Stated exercise:
Locate the string "BISHOP" throughout the material and copy every line in which it occurs.

** start **

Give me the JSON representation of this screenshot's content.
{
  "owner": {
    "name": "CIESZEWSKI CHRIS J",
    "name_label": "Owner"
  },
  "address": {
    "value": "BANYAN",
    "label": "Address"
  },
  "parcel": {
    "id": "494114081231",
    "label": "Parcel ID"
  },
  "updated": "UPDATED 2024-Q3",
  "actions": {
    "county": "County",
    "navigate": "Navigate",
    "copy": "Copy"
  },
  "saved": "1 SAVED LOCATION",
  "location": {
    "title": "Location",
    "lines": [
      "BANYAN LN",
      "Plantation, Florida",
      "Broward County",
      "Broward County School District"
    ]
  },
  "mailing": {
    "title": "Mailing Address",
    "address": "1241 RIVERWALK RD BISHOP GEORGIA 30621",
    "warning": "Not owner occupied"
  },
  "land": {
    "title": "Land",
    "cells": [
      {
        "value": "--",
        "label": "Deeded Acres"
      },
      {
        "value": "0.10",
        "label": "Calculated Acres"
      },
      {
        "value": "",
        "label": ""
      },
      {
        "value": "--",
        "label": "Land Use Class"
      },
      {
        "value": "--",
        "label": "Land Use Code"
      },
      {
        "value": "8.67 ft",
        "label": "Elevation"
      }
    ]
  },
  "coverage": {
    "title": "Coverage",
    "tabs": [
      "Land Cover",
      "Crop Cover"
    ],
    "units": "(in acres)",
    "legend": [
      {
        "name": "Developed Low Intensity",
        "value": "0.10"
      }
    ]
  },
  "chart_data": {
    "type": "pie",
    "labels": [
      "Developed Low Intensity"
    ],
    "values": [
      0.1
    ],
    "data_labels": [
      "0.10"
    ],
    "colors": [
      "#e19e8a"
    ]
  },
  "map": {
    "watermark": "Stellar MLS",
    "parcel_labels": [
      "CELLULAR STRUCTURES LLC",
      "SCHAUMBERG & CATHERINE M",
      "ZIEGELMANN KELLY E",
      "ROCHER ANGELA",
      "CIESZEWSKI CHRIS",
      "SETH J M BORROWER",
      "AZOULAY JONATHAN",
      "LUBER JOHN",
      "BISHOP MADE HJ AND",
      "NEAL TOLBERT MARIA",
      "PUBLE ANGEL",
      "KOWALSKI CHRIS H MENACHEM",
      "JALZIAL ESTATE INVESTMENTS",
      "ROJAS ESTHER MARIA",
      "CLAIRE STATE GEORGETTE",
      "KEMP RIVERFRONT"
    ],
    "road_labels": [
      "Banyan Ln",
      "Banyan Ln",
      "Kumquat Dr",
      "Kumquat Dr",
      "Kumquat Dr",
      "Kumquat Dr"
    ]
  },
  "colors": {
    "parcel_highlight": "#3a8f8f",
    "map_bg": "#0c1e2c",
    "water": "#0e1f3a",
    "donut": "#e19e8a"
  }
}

** end **

Final answer:
    "address": "1241 RIVERWALK RD BISHOP GEORGIA 30621",
      "BISHOP MADE HJ AND",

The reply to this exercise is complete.